─── DATA ENTRIES ───

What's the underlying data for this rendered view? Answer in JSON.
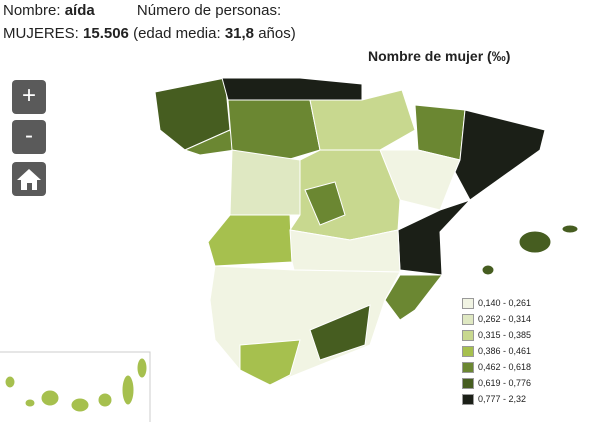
{
  "header": {
    "name_label": "Nombre:",
    "name": "aída",
    "count_label": "Número de personas:",
    "gender_label": "MUJERES:",
    "count": "15.506",
    "age_label": "(edad media:",
    "age": "31,8",
    "age_unit": "años)"
  },
  "controls": {
    "zoom_in": "+",
    "zoom_out": "-"
  },
  "map": {
    "title": "Nombre de mujer (‰)",
    "legend": [
      {
        "label": "0,140 - 0,261",
        "color": "#f1f4e3"
      },
      {
        "label": "0,262 - 0,314",
        "color": "#dfe8c2"
      },
      {
        "label": "0,315 - 0,385",
        "color": "#c8d88f"
      },
      {
        "label": "0,386 - 0,461",
        "color": "#a6c04e"
      },
      {
        "label": "0,462 - 0,618",
        "color": "#6b8732"
      },
      {
        "label": "0,619 - 0,776",
        "color": "#465d20"
      },
      {
        "label": "0,777 - 2,32",
        "color": "#1b1f17"
      }
    ]
  }
}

───

Your task is to repeat the material above exactly, without its pictures.

What's the underlying data for this rendered view? Answer in JSON.
{
  "header": {
    "name_label": "Nombre:",
    "name": "aída",
    "count_label": "Número de personas:",
    "gender_label": "MUJERES:",
    "count": "15.506",
    "age_label": "(edad media:",
    "age": "31,8",
    "age_unit": "años)"
  },
  "controls": {
    "zoom_in": "+",
    "zoom_out": "-"
  },
  "map": {
    "title": "Nombre de mujer (‰)",
    "legend": [
      {
        "label": "0,140 - 0,261",
        "color": "#f1f4e3"
      },
      {
        "label": "0,262 - 0,314",
        "color": "#dfe8c2"
      },
      {
        "label": "0,315 - 0,385",
        "color": "#c8d88f"
      },
      {
        "label": "0,386 - 0,461",
        "color": "#a6c04e"
      },
      {
        "label": "0,462 - 0,618",
        "color": "#6b8732"
      },
      {
        "label": "0,619 - 0,776",
        "color": "#465d20"
      },
      {
        "label": "0,777 - 2,32",
        "color": "#1b1f17"
      }
    ]
  }
}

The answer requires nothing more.